Data listing
++++++++++
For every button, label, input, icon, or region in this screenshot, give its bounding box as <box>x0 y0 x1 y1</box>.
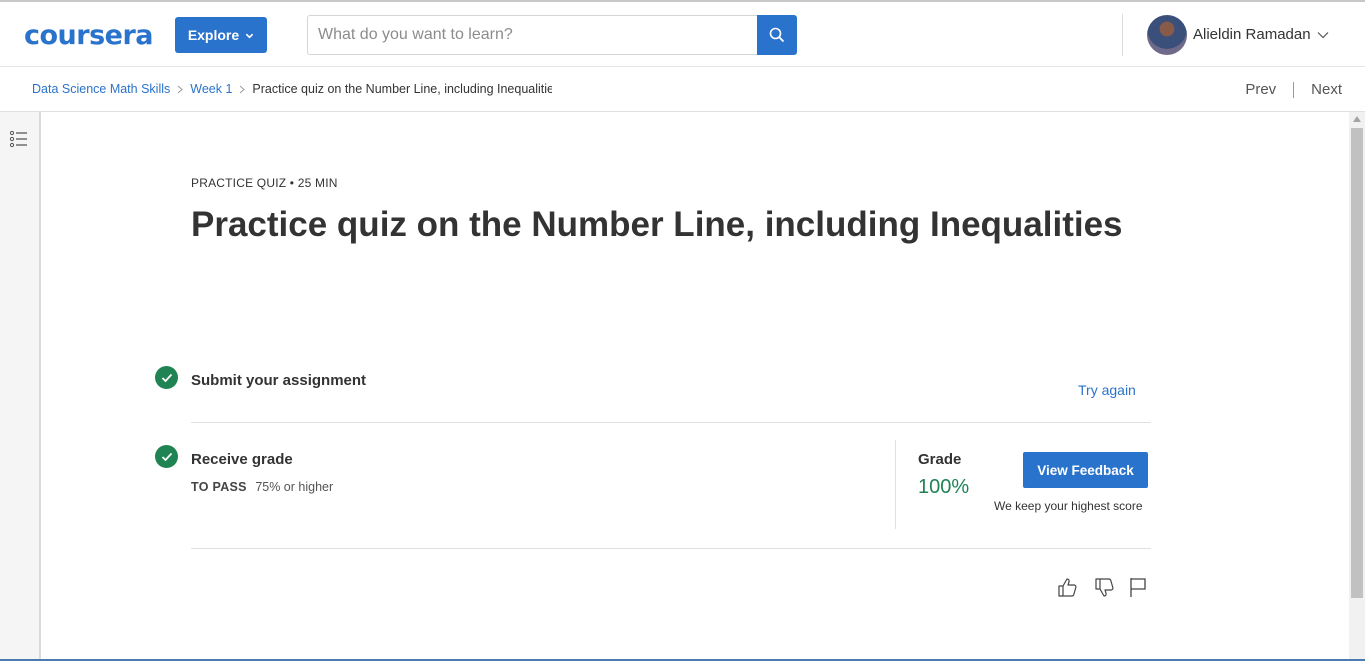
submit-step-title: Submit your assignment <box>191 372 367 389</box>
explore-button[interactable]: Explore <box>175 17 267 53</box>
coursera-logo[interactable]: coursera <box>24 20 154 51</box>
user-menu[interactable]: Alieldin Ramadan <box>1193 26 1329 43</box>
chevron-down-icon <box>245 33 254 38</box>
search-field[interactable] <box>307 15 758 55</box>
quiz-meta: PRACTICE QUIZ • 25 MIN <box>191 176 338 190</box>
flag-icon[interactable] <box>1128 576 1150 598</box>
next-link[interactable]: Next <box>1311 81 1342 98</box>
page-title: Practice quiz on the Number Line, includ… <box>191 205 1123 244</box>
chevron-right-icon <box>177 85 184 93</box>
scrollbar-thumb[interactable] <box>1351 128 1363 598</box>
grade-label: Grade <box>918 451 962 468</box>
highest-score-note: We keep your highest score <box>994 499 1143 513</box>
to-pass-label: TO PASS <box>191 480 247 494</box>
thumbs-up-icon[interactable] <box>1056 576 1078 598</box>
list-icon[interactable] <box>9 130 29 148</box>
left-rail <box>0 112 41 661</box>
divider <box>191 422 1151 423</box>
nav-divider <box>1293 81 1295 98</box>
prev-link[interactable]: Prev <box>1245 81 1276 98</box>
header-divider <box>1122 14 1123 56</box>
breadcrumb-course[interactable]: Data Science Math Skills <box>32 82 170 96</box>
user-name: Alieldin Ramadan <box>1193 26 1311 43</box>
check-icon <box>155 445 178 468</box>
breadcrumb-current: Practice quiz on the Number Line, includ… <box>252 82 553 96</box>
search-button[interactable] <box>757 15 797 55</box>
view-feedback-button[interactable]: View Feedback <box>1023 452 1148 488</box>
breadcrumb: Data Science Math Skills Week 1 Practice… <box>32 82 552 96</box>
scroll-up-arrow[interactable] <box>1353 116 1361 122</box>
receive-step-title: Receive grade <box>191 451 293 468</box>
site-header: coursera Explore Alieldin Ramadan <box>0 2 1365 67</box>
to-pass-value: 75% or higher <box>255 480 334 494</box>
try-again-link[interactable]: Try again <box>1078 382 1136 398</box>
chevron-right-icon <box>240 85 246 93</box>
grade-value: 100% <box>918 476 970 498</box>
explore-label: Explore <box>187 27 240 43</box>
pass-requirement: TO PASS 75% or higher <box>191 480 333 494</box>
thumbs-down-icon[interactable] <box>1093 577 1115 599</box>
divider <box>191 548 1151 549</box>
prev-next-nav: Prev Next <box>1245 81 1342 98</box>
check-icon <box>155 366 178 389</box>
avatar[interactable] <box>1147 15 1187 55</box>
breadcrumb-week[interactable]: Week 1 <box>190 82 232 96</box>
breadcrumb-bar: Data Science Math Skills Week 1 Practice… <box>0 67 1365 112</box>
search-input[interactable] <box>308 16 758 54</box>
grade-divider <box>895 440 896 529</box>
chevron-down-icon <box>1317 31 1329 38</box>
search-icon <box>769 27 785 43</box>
++++++++++
Reproduce the lines between the one holding "submit-step-title: Submit your" and the one holding "header-divider <box>1122 14 1123 56</box>", inclusive, swapping "divider" for "separator" wherever it occurs and leaving everything else as it is.

submit-step-title: Submit your assignment <box>191 372 367 389</box>
explore-button[interactable]: Explore <box>175 17 267 53</box>
coursera-logo[interactable]: coursera <box>24 20 154 51</box>
user-menu[interactable]: Alieldin Ramadan <box>1193 26 1329 43</box>
chevron-down-icon <box>245 33 254 38</box>
search-field[interactable] <box>307 15 758 55</box>
quiz-meta: PRACTICE QUIZ • 25 MIN <box>191 176 338 190</box>
flag-icon[interactable] <box>1128 576 1150 598</box>
next-link[interactable]: Next <box>1311 81 1342 98</box>
page-title: Practice quiz on the Number Line, includ… <box>191 205 1123 244</box>
chevron-right-icon <box>177 85 184 93</box>
scrollbar-thumb[interactable] <box>1351 128 1363 598</box>
grade-label: Grade <box>918 451 962 468</box>
highest-score-note: We keep your highest score <box>994 499 1143 513</box>
to-pass-label: TO PASS <box>191 480 247 494</box>
thumbs-up-icon[interactable] <box>1056 576 1078 598</box>
list-icon[interactable] <box>9 130 29 148</box>
left-rail <box>0 112 41 661</box>
separator <box>191 422 1151 423</box>
nav-separator <box>1293 81 1295 98</box>
prev-link[interactable]: Prev <box>1245 81 1276 98</box>
header-separator <box>1122 14 1123 56</box>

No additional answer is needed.